→ **EXERCISE TASK**
Retype the material that follows, keeping every word as it is.

→ **DATA SECTION**
────────────────────────────────────────

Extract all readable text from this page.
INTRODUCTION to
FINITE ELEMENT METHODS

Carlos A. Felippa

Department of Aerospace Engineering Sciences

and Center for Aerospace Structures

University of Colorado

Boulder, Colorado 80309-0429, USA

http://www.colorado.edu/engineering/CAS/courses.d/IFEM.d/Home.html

────────────────────────────────────────

→ **EXERCISE OUTPUT**
Extract all readable text from this page.
INTRODUCTION to
FINITE ELEMENT METHODS

Carlos A. Felippa

Department of Aerospace Engineering Sciences

and Center for Aerospace Structures

University of Colorado

Boulder, Colorado 80309-0429, USA

http://www.colorado.edu/engineering/CAS/courses.d/IFEM.d/Home.html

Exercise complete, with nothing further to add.